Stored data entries

● ● ●

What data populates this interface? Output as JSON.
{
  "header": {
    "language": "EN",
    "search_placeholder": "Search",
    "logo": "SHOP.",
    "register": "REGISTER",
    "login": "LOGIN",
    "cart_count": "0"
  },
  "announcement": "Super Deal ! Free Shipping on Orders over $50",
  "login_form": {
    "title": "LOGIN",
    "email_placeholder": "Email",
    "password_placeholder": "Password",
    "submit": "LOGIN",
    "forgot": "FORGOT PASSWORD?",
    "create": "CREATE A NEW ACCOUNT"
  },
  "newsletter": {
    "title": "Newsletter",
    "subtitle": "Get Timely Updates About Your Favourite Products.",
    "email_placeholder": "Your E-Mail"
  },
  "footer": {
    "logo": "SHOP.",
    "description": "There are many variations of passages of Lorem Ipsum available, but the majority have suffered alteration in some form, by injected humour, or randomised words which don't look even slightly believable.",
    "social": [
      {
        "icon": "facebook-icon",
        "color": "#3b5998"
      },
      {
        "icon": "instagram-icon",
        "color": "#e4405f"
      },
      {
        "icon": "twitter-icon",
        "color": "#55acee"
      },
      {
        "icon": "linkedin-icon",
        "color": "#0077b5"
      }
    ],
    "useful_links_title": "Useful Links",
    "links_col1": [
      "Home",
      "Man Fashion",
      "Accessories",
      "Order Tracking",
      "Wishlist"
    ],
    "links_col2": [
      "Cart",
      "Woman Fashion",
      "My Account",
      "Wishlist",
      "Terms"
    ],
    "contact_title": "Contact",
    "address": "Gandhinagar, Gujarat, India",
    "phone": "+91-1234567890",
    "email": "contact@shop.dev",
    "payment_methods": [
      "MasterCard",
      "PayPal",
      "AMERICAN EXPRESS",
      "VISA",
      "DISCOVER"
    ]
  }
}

● ● ●

*WRITTEN INSTRUCTION*: Copy each entry exactly, with nothing added or dropped.

*WRITTEN ANSWER*:
What data populates this interface? Output as JSON.
{
  "header": {
    "language": "EN",
    "search_placeholder": "Search",
    "logo": "SHOP.",
    "register": "REGISTER",
    "login": "LOGIN",
    "cart_count": "0"
  },
  "announcement": "Super Deal ! Free Shipping on Orders over $50",
  "login_form": {
    "title": "LOGIN",
    "email_placeholder": "Email",
    "password_placeholder": "Password",
    "submit": "LOGIN",
    "forgot": "FORGOT PASSWORD?",
    "create": "CREATE A NEW ACCOUNT"
  },
  "newsletter": {
    "title": "Newsletter",
    "subtitle": "Get Timely Updates About Your Favourite Products.",
    "email_placeholder": "Your E-Mail"
  },
  "footer": {
    "logo": "SHOP.",
    "description": "There are many variations of passages of Lorem Ipsum available, but the majority have suffered alteration in some form, by injected humour, or randomised words which don't look even slightly believable.",
    "social": [
      {
        "icon": "facebook-icon",
        "color": "#3b5998"
      },
      {
        "icon": "instagram-icon",
        "color": "#e4405f"
      },
      {
        "icon": "twitter-icon",
        "color": "#55acee"
      },
      {
        "icon": "linkedin-icon",
        "color": "#0077b5"
      }
    ],
    "useful_links_title": "Useful Links",
    "links_col1": [
      "Home",
      "Man Fashion",
      "Accessories",
      "Order Tracking",
      "Wishlist"
    ],
    "links_col2": [
      "Cart",
      "Woman Fashion",
      "My Account",
      "Wishlist",
      "Terms"
    ],
    "contact_title": "Contact",
    "address": "Gandhinagar, Gujarat, India",
    "phone": "+91-1234567890",
    "email": "contact@shop.dev",
    "payment_methods": [
      "MasterCard",
      "PayPal",
      "AMERICAN EXPRESS",
      "VISA",
      "DISCOVER"
    ]
  }
}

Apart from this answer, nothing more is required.